* Begin Provided information *

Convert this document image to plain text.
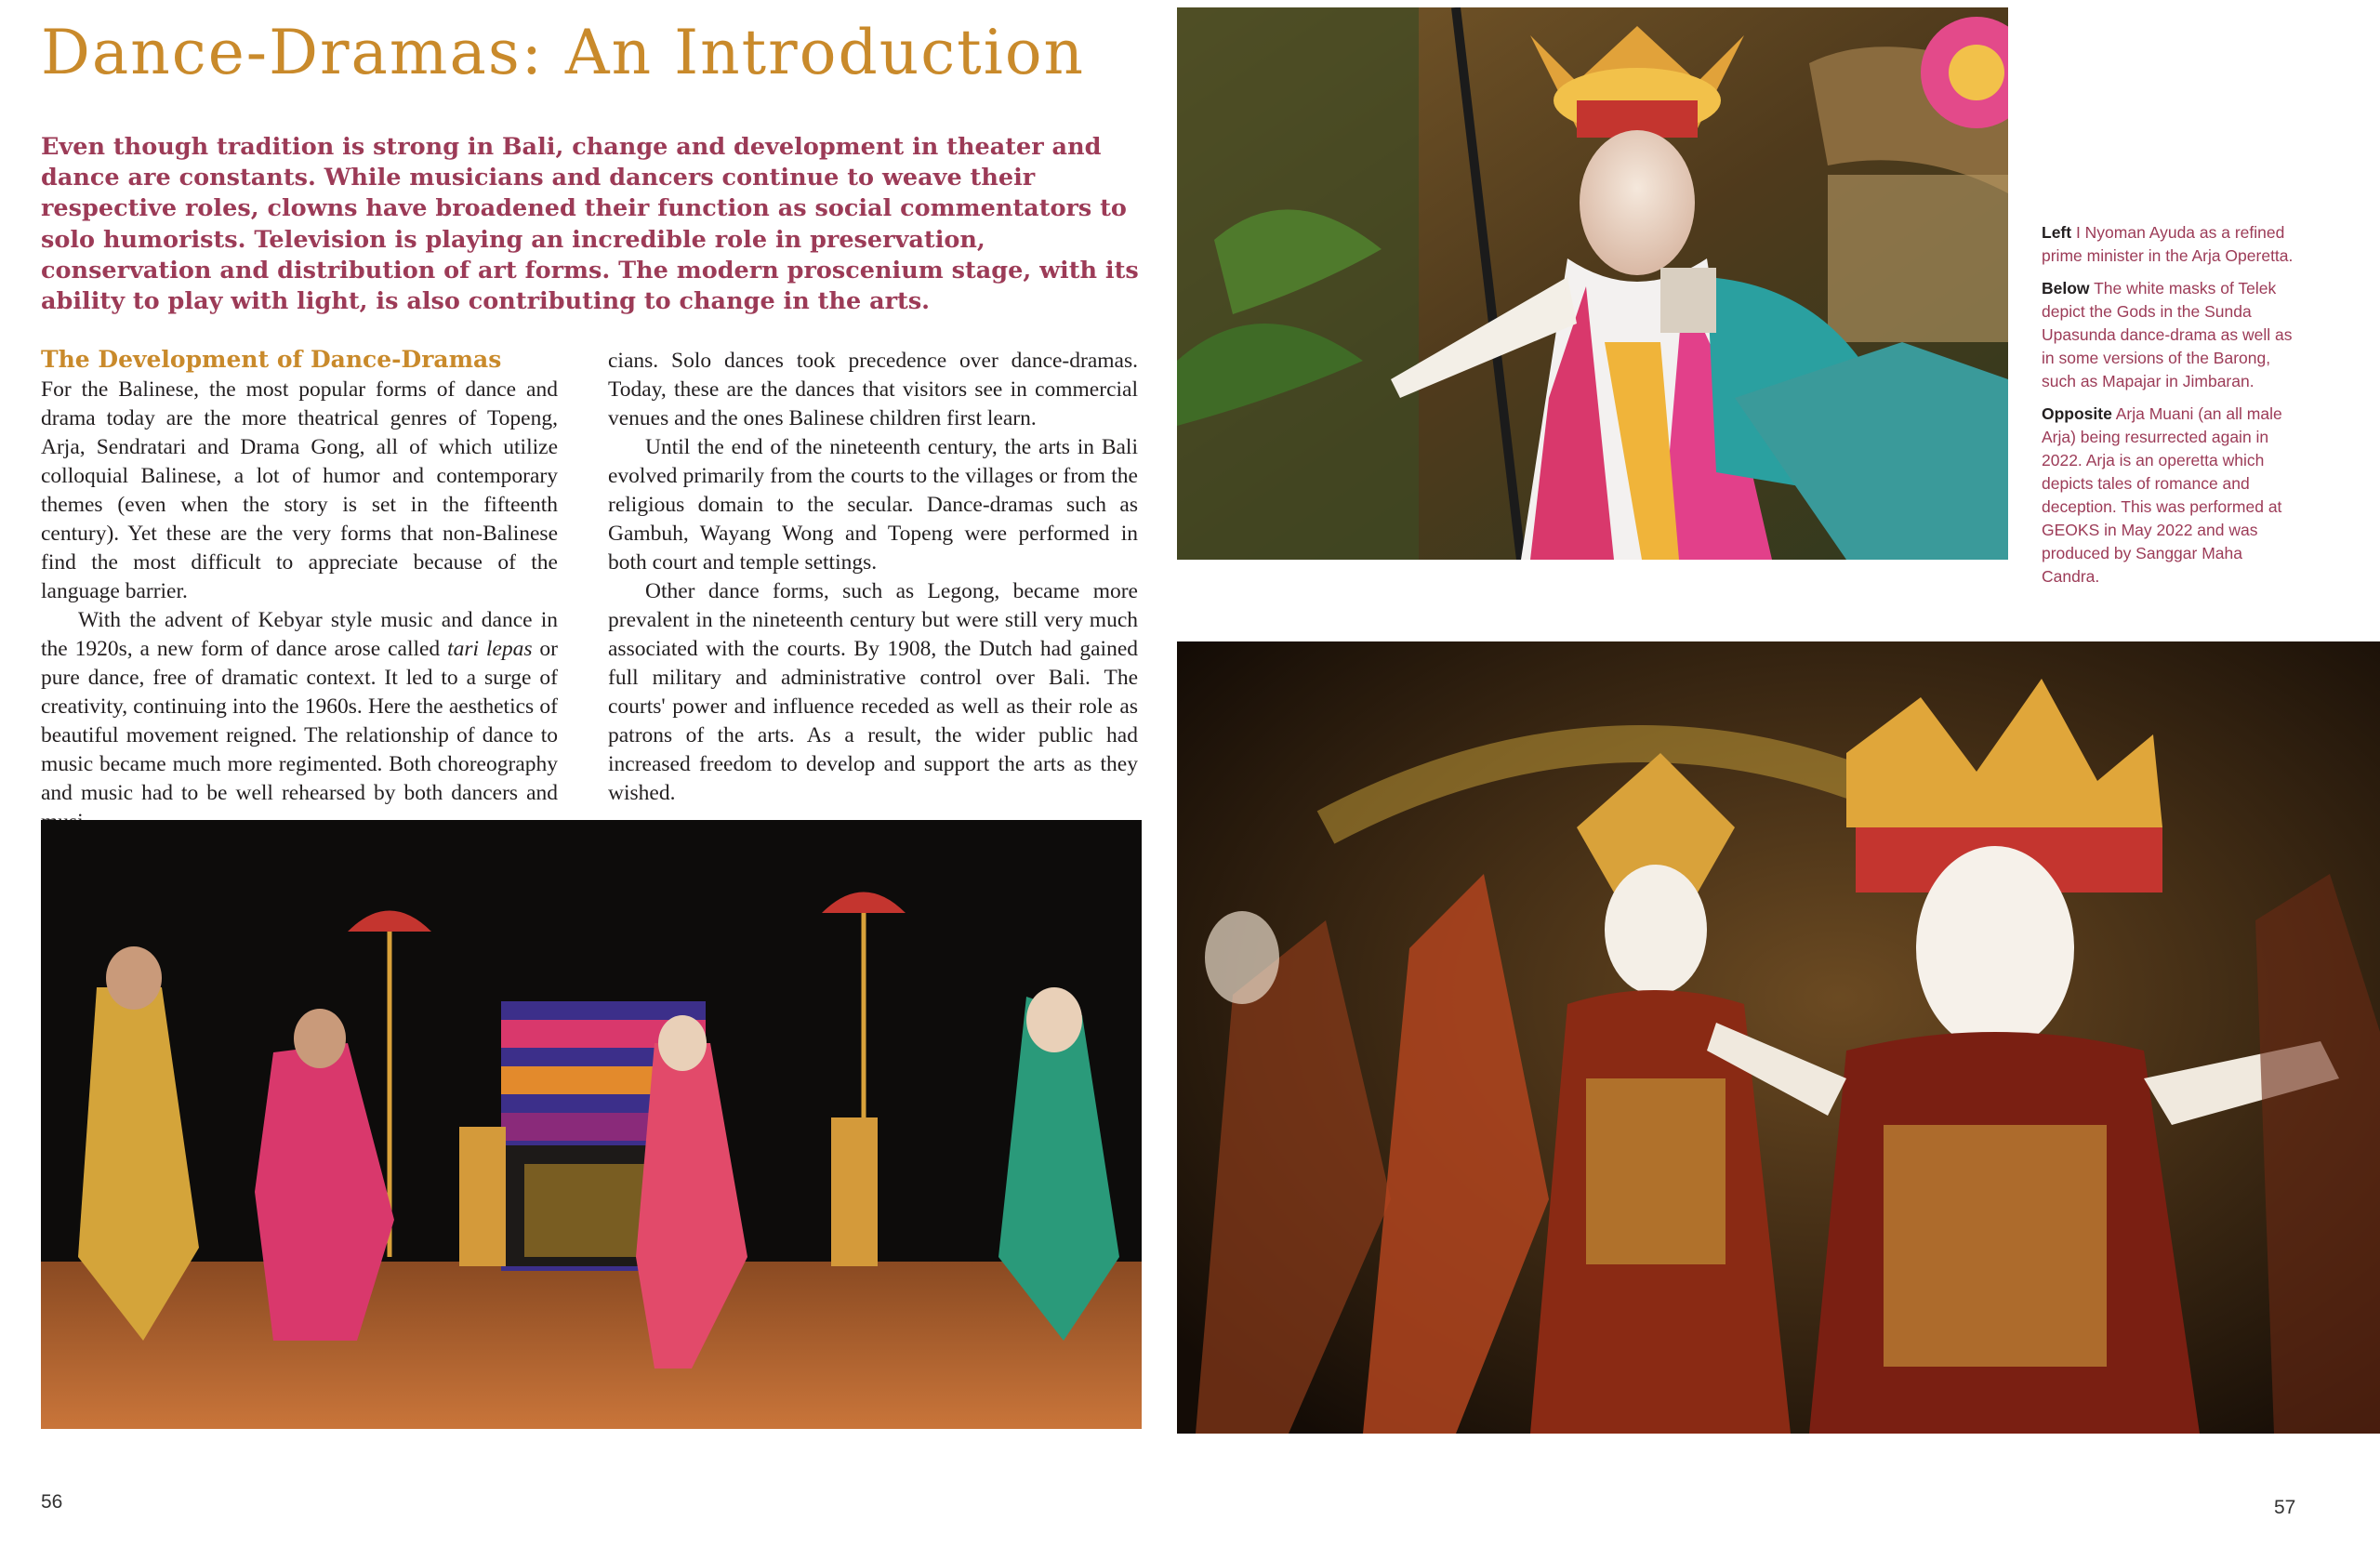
Dance-Dramas: An Introduction
Even though tradition is strong in Bali, change and development in theater and dance are constants. While musicians and dancers continue to weave their respective roles, clowns have broadened their function as social commentators to solo humorists. Television is playing an incredible role in preservation, conservation and distribution of art forms. The modern proscenium stage, with its ability to play with light, is also contributing to change in the arts.
The Development of Dance-Dramas

For the Balinese, the most popular forms of dance and drama today are the more theatrical genres of Topeng, Arja, Sendratari and Drama Gong, all of which utilize colloquial Balinese, a lot of humor and contemporary themes (even when the story is set in the fifteenth century). Yet these are the very forms that non-Balinese find the most difficult to appreciate because of the language barrier.

With the advent of Kebyar style music and dance in the 1920s, a new form of dance arose called tari lepas or pure dance, free of dramatic context. It led to a surge of creativity, continuing into the 1960s. Here the aesthetics of beautiful movement reigned. The relationship of dance to music became much more regimented. Both choreography and music had to be well rehearsed by both dancers and

cians. Solo dances took precedence over dance-dramas. Today, these are the dances that visitors see in commercial venues and the ones Balinese children first learn.

Until the end of the nineteenth century, the arts in Bali evolved primarily from the courts to the villages or from the religious domain to the secular. Dance-dramas such as Gambuh, Wayang Wong and Topeng were performed in both court and temple settings.

Other dance forms, such as Legong, became more prevalent in the nineteenth century but were still very much associated with the courts. By 1908, the Dutch had gained full military and administrative control over Bali. The courts' power and influence receded as well as their role as patrons of the arts. As a result, the wider public had increased freedom to develop and support the arts as they wished.

Left I Nyoman Ayuda as a refined prime minister in the Arja Operetta.

Below The white masks of Telek depict the Gods in the Sunda Upasunda dance-drama as well as in some versions of the Barong, such as Mapajar in Jimbaran.

Opposite Arja Muani (an all male Arja) being resurrected again in 2022. Arja is an operetta which depicts tales of romance and deception. This was performed at GEOKS in May 2022 and was produced by Sanggar Maha Candra.

56	57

* End Provided information *

(Job)
Within the material above, find the lines that contain the word "role"; copy them.

(Task result)
Even though tradition is strong in Bali, change and development in theater and dance are constants. While musicians and dancers continue to weave their respective roles, clowns have broadened their function as social commentators to solo humorists. Television is playing an incredible role in preservation, conservation and distribution of art forms. The modern proscenium stage, with its ability to play with light, is also contributing to change in the arts.
Other dance forms, such as Legong, became more prevalent in the nineteenth century but were still very much associated with the courts. By 1908, the Dutch had gained full military and administrative control over Bali. The courts' power and influence receded as well as their role as patrons of the arts. As a result, the wider public had increased freedom to develop and support the arts as they wished.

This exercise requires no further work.